*** Stored data

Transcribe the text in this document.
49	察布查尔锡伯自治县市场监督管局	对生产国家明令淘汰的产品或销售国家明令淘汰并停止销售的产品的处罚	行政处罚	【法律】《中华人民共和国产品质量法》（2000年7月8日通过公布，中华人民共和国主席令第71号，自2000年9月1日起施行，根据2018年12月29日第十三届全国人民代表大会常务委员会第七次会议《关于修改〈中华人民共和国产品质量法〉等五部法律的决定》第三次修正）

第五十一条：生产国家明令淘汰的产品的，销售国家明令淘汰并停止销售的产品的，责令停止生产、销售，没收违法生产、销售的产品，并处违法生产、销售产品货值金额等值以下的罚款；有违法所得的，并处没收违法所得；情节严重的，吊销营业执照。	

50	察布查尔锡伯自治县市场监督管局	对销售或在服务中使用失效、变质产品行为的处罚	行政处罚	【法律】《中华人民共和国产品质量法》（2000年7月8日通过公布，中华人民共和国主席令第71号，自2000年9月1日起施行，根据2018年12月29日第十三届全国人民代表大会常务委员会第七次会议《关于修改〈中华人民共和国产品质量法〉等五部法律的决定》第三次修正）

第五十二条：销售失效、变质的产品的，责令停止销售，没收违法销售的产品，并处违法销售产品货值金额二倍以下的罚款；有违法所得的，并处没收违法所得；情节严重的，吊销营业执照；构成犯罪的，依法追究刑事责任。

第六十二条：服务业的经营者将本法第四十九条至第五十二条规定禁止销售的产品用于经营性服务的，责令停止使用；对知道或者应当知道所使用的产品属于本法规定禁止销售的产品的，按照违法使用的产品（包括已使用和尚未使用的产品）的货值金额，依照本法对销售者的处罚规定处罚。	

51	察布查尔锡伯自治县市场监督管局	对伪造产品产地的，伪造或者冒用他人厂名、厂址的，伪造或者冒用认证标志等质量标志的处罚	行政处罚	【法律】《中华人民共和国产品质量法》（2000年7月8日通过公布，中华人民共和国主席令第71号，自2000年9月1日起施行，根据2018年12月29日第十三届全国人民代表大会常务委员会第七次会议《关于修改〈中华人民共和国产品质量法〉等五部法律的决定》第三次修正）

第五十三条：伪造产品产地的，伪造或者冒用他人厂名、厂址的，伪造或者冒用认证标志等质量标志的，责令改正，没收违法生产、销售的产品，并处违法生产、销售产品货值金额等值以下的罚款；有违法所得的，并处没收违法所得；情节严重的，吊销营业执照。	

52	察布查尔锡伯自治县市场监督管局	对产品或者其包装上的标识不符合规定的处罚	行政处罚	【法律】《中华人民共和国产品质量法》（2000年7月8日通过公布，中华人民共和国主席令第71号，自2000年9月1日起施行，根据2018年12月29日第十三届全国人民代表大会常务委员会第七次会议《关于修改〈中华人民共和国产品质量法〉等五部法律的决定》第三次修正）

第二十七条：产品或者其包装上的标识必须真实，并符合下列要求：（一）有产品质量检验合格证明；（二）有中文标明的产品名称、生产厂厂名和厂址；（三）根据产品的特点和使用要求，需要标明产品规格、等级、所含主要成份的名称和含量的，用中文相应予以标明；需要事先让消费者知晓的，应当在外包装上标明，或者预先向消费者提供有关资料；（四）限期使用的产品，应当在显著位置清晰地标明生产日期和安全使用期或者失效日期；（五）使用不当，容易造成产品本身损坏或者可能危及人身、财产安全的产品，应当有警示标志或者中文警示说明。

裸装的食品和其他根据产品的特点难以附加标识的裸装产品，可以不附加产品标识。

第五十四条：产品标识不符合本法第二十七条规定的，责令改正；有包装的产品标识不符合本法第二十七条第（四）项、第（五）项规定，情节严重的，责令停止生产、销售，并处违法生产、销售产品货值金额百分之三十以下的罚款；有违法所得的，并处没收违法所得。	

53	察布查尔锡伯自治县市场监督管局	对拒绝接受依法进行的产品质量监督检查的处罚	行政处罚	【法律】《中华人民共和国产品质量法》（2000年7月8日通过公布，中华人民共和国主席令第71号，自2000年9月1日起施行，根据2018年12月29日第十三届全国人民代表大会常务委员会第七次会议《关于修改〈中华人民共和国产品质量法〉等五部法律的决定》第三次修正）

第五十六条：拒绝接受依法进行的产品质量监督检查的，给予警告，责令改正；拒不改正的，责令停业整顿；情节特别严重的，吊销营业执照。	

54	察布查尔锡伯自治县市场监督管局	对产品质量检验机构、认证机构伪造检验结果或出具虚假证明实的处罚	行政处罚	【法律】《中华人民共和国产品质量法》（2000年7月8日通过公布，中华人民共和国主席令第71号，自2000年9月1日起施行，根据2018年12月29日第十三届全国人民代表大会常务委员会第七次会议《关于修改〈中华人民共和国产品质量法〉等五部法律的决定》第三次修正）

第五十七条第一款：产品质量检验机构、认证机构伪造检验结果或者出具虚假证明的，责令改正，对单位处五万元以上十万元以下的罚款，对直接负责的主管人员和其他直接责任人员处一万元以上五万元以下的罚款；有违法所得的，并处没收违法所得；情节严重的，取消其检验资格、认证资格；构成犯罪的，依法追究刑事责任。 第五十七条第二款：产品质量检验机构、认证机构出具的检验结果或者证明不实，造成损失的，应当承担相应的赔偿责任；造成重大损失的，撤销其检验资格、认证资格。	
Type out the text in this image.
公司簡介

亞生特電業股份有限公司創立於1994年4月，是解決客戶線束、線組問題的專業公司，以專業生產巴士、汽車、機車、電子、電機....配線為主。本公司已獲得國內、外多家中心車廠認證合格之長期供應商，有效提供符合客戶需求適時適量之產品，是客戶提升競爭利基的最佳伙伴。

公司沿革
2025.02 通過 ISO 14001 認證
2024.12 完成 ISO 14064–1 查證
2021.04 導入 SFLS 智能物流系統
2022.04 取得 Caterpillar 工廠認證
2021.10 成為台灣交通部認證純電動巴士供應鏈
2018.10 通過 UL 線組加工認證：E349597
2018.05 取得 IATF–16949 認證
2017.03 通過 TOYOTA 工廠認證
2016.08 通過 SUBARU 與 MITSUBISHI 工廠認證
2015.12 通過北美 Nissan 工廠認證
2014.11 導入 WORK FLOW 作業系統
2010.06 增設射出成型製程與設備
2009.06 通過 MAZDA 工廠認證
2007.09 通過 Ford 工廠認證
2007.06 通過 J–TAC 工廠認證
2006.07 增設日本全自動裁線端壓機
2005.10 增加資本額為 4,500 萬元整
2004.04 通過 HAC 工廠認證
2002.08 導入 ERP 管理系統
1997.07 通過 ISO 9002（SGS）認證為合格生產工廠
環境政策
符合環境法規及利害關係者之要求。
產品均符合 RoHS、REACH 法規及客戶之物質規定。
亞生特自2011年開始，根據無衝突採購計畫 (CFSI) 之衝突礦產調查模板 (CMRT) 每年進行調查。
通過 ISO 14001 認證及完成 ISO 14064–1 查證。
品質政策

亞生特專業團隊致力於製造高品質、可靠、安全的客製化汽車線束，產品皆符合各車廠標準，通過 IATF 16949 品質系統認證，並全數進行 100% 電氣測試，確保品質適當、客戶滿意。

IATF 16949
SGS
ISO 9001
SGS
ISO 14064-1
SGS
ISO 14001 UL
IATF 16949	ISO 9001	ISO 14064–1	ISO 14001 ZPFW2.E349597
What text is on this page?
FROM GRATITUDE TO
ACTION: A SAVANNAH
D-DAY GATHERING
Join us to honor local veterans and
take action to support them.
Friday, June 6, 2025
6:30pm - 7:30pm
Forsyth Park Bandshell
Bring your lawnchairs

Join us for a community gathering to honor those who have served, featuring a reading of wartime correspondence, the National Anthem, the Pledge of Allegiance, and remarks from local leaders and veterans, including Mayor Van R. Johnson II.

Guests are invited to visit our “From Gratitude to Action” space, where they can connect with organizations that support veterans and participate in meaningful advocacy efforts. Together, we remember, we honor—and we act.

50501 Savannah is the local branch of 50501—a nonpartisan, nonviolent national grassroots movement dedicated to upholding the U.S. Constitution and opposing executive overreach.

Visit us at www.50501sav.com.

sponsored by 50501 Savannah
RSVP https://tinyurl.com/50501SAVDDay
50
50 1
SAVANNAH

******

Begin at the line containing "What text is on this page?" and reproduce each line through the end of the records above.

> [Exercise solution]
What text is on this page?
FROM GRATITUDE TO
ACTION: A SAVANNAH
D-DAY GATHERING
Join us to honor local veterans and
take action to support them.
Friday, June 6, 2025
6:30pm - 7:30pm
Forsyth Park Bandshell
Bring your lawnchairs

Join us for a community gathering to honor those who have served, featuring a reading of wartime correspondence, the National Anthem, the Pledge of Allegiance, and remarks from local leaders and veterans, including Mayor Van R. Johnson II.

Guests are invited to visit our “From Gratitude to Action” space, where they can connect with organizations that support veterans and participate in meaningful advocacy efforts. Together, we remember, we honor—and we act.

50501 Savannah is the local branch of 50501—a nonpartisan, nonviolent national grassroots movement dedicated to upholding the U.S. Constitution and opposing executive overreach.

Visit us at www.50501sav.com.

sponsored by 50501 Savannah
RSVP https://tinyurl.com/50501SAVDDay
50
50 1
SAVANNAH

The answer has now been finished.